■ PROBLEM STATEMENT
Transcribe every line of the listing below without any deviation.

==== RECORDS FOR PROCESSING

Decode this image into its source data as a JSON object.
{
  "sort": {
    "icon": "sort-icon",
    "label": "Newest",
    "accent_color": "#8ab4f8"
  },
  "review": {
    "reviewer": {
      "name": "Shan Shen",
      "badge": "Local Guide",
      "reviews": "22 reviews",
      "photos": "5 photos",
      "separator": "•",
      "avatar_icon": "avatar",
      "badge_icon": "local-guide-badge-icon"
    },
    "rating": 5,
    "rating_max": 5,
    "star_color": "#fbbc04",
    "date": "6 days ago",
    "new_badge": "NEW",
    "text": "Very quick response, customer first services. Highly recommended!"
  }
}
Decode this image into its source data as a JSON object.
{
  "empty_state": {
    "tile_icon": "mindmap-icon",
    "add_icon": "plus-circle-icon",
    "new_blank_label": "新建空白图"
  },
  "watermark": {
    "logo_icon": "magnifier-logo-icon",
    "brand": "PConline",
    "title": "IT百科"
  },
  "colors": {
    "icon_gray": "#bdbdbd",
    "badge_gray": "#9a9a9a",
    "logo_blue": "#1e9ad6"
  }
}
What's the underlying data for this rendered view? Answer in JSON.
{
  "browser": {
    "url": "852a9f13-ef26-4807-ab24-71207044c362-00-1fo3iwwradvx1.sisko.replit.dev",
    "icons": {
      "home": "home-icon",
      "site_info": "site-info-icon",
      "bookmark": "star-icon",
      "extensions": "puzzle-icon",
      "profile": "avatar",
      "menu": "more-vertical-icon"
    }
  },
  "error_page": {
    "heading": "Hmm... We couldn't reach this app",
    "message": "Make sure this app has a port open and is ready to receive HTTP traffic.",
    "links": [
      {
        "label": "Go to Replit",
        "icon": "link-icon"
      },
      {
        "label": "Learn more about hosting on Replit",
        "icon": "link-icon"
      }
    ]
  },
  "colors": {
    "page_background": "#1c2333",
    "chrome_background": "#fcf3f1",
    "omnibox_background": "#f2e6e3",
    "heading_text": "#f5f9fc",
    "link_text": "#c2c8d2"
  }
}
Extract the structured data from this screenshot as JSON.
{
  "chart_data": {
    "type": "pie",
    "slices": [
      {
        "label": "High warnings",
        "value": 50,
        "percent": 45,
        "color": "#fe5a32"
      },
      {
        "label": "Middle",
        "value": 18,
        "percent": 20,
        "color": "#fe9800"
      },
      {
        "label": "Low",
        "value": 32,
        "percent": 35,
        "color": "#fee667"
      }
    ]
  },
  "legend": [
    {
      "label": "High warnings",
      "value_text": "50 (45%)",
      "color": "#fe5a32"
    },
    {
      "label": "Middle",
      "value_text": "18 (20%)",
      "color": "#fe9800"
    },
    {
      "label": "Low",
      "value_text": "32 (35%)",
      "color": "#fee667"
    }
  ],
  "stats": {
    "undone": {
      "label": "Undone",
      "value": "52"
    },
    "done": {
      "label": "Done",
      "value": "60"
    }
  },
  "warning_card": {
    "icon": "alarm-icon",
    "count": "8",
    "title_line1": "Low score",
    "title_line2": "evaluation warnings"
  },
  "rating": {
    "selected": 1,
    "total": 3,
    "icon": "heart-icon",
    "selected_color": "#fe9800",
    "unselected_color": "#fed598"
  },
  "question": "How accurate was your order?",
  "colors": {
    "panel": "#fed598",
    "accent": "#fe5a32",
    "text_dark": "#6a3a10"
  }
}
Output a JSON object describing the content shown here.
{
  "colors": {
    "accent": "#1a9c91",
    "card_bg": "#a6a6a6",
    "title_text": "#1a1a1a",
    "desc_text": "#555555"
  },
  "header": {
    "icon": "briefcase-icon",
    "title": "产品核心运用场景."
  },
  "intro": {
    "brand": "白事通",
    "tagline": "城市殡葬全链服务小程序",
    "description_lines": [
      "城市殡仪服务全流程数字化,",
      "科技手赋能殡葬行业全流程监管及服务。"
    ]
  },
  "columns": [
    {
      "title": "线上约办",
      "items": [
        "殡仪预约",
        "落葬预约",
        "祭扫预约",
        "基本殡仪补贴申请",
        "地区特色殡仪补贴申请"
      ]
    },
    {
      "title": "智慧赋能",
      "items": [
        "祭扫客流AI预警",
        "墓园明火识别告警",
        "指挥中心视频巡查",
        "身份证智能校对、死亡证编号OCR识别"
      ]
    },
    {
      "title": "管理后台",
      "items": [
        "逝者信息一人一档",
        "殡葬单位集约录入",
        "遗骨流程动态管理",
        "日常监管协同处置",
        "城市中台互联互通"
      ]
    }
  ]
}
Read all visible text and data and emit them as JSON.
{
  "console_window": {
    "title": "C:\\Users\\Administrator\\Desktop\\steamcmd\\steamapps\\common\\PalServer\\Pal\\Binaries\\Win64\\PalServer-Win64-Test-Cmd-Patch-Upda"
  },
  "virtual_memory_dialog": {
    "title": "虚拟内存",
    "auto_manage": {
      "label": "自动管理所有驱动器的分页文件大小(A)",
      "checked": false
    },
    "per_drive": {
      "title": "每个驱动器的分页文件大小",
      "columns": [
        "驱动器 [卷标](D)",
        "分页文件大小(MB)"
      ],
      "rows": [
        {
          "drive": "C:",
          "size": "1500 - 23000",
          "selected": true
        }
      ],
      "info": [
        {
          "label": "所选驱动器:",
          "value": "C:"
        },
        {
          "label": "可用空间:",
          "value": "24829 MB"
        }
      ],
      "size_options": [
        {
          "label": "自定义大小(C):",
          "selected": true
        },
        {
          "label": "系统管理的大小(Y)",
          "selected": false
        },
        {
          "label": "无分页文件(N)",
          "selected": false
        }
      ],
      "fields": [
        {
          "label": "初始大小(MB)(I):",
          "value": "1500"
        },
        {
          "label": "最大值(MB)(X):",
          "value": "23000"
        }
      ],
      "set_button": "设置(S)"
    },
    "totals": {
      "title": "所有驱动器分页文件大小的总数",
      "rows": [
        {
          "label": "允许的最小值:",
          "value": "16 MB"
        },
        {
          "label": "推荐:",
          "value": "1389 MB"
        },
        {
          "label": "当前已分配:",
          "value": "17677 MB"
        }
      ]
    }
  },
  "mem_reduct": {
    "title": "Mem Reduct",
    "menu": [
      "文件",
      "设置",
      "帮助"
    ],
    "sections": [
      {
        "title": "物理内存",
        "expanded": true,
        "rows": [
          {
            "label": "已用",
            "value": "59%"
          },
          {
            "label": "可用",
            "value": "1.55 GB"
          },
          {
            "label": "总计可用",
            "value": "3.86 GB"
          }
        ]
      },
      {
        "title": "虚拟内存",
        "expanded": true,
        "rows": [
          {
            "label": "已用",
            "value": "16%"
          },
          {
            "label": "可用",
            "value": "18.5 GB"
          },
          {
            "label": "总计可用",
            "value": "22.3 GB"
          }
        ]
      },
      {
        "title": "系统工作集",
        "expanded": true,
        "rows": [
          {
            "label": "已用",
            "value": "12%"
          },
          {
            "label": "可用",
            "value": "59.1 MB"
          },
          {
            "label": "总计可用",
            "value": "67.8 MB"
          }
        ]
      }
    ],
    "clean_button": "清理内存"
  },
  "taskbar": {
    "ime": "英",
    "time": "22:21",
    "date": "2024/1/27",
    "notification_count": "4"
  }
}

========

■ SOLUTION FOR THIS TASK
Decode this image into its source data as a JSON object.
{
  "sort": {
    "icon": "sort-icon",
    "label": "Newest",
    "accent_color": "#8ab4f8"
  },
  "review": {
    "reviewer": {
      "name": "Shan Shen",
      "badge": "Local Guide",
      "reviews": "22 reviews",
      "photos": "5 photos",
      "separator": "•",
      "avatar_icon": "avatar",
      "badge_icon": "local-guide-badge-icon"
    },
    "rating": 5,
    "rating_max": 5,
    "star_color": "#fbbc04",
    "date": "6 days ago",
    "new_badge": "NEW",
    "text": "Very quick response, customer first services. Highly recommended!"
  }
}
Decode this image into its source data as a JSON object.
{
  "empty_state": {
    "tile_icon": "mindmap-icon",
    "add_icon": "plus-circle-icon",
    "new_blank_label": "新建空白图"
  },
  "watermark": {
    "logo_icon": "magnifier-logo-icon",
    "brand": "PConline",
    "title": "IT百科"
  },
  "colors": {
    "icon_gray": "#bdbdbd",
    "badge_gray": "#9a9a9a",
    "logo_blue": "#1e9ad6"
  }
}
What's the underlying data for this rendered view? Answer in JSON.
{
  "browser": {
    "url": "852a9f13-ef26-4807-ab24-71207044c362-00-1fo3iwwradvx1.sisko.replit.dev",
    "icons": {
      "home": "home-icon",
      "site_info": "site-info-icon",
      "bookmark": "star-icon",
      "extensions": "puzzle-icon",
      "profile": "avatar",
      "menu": "more-vertical-icon"
    }
  },
  "error_page": {
    "heading": "Hmm... We couldn't reach this app",
    "message": "Make sure this app has a port open and is ready to receive HTTP traffic.",
    "links": [
      {
        "label": "Go to Replit",
        "icon": "link-icon"
      },
      {
        "label": "Learn more about hosting on Replit",
        "icon": "link-icon"
      }
    ]
  },
  "colors": {
    "page_background": "#1c2333",
    "chrome_background": "#fcf3f1",
    "omnibox_background": "#f2e6e3",
    "heading_text": "#f5f9fc",
    "link_text": "#c2c8d2"
  }
}
Extract the structured data from this screenshot as JSON.
{
  "chart_data": {
    "type": "pie",
    "slices": [
      {
        "label": "High warnings",
        "value": 50,
        "percent": 45,
        "color": "#fe5a32"
      },
      {
        "label": "Middle",
        "value": 18,
        "percent": 20,
        "color": "#fe9800"
      },
      {
        "label": "Low",
        "value": 32,
        "percent": 35,
        "color": "#fee667"
      }
    ]
  },
  "legend": [
    {
      "label": "High warnings",
      "value_text": "50 (45%)",
      "color": "#fe5a32"
    },
    {
      "label": "Middle",
      "value_text": "18 (20%)",
      "color": "#fe9800"
    },
    {
      "label": "Low",
      "value_text": "32 (35%)",
      "color": "#fee667"
    }
  ],
  "stats": {
    "undone": {
      "label": "Undone",
      "value": "52"
    },
    "done": {
      "label": "Done",
      "value": "60"
    }
  },
  "warning_card": {
    "icon": "alarm-icon",
    "count": "8",
    "title_line1": "Low score",
    "title_line2": "evaluation warnings"
  },
  "rating": {
    "selected": 1,
    "total": 3,
    "icon": "heart-icon",
    "selected_color": "#fe9800",
    "unselected_color": "#fed598"
  },
  "question": "How accurate was your order?",
  "colors": {
    "panel": "#fed598",
    "accent": "#fe5a32",
    "text_dark": "#6a3a10"
  }
}
Output a JSON object describing the content shown here.
{
  "colors": {
    "accent": "#1a9c91",
    "card_bg": "#a6a6a6",
    "title_text": "#1a1a1a",
    "desc_text": "#555555"
  },
  "header": {
    "icon": "briefcase-icon",
    "title": "产品核心运用场景."
  },
  "intro": {
    "brand": "白事通",
    "tagline": "城市殡葬全链服务小程序",
    "description_lines": [
      "城市殡仪服务全流程数字化,",
      "科技手赋能殡葬行业全流程监管及服务。"
    ]
  },
  "columns": [
    {
      "title": "线上约办",
      "items": [
        "殡仪预约",
        "落葬预约",
        "祭扫预约",
        "基本殡仪补贴申请",
        "地区特色殡仪补贴申请"
      ]
    },
    {
      "title": "智慧赋能",
      "items": [
        "祭扫客流AI预警",
        "墓园明火识别告警",
        "指挥中心视频巡查",
        "身份证智能校对、死亡证编号OCR识别"
      ]
    },
    {
      "title": "管理后台",
      "items": [
        "逝者信息一人一档",
        "殡葬单位集约录入",
        "遗骨流程动态管理",
        "日常监管协同处置",
        "城市中台互联互通"
      ]
    }
  ]
}
Read all visible text and data and emit them as JSON.
{
  "console_window": {
    "title": "C:\\Users\\Administrator\\Desktop\\steamcmd\\steamapps\\common\\PalServer\\Pal\\Binaries\\Win64\\PalServer-Win64-Test-Cmd-Patch-Upda"
  },
  "virtual_memory_dialog": {
    "title": "虚拟内存",
    "auto_manage": {
      "label": "自动管理所有驱动器的分页文件大小(A)",
      "checked": false
    },
    "per_drive": {
      "title": "每个驱动器的分页文件大小",
      "columns": [
        "驱动器 [卷标](D)",
        "分页文件大小(MB)"
      ],
      "rows": [
        {
          "drive": "C:",
          "size": "1500 - 23000",
          "selected": true
        }
      ],
      "info": [
        {
          "label": "所选驱动器:",
          "value": "C:"
        },
        {
          "label": "可用空间:",
          "value": "24829 MB"
        }
      ],
      "size_options": [
        {
          "label": "自定义大小(C):",
          "selected": true
        },
        {
          "label": "系统管理的大小(Y)",
          "selected": false
        },
        {
          "label": "无分页文件(N)",
          "selected": false
        }
      ],
      "fields": [
        {
          "label": "初始大小(MB)(I):",
          "value": "1500"
        },
        {
          "label": "最大值(MB)(X):",
          "value": "23000"
        }
      ],
      "set_button": "设置(S)"
    },
    "totals": {
      "title": "所有驱动器分页文件大小的总数",
      "rows": [
        {
          "label": "允许的最小值:",
          "value": "16 MB"
        },
        {
          "label": "推荐:",
          "value": "1389 MB"
        },
        {
          "label": "当前已分配:",
          "value": "17677 MB"
        }
      ]
    }
  },
  "mem_reduct": {
    "title": "Mem Reduct",
    "menu": [
      "文件",
      "设置",
      "帮助"
    ],
    "sections": [
      {
        "title": "物理内存",
        "expanded": true,
        "rows": [
          {
            "label": "已用",
            "value": "59%"
          },
          {
            "label": "可用",
            "value": "1.55 GB"
          },
          {
            "label": "总计可用",
            "value": "3.86 GB"
          }
        ]
      },
      {
        "title": "虚拟内存",
        "expanded": true,
        "rows": [
          {
            "label": "已用",
            "value": "16%"
          },
          {
            "label": "可用",
            "value": "18.5 GB"
          },
          {
            "label": "总计可用",
            "value": "22.3 GB"
          }
        ]
      },
      {
        "title": "系统工作集",
        "expanded": true,
        "rows": [
          {
            "label": "已用",
            "value": "12%"
          },
          {
            "label": "可用",
            "value": "59.1 MB"
          },
          {
            "label": "总计可用",
            "value": "67.8 MB"
          }
        ]
      }
    ],
    "clean_button": "清理内存"
  },
  "taskbar": {
    "ime": "英",
    "time": "22:21",
    "date": "2024/1/27",
    "notification_count": "4"
  }
}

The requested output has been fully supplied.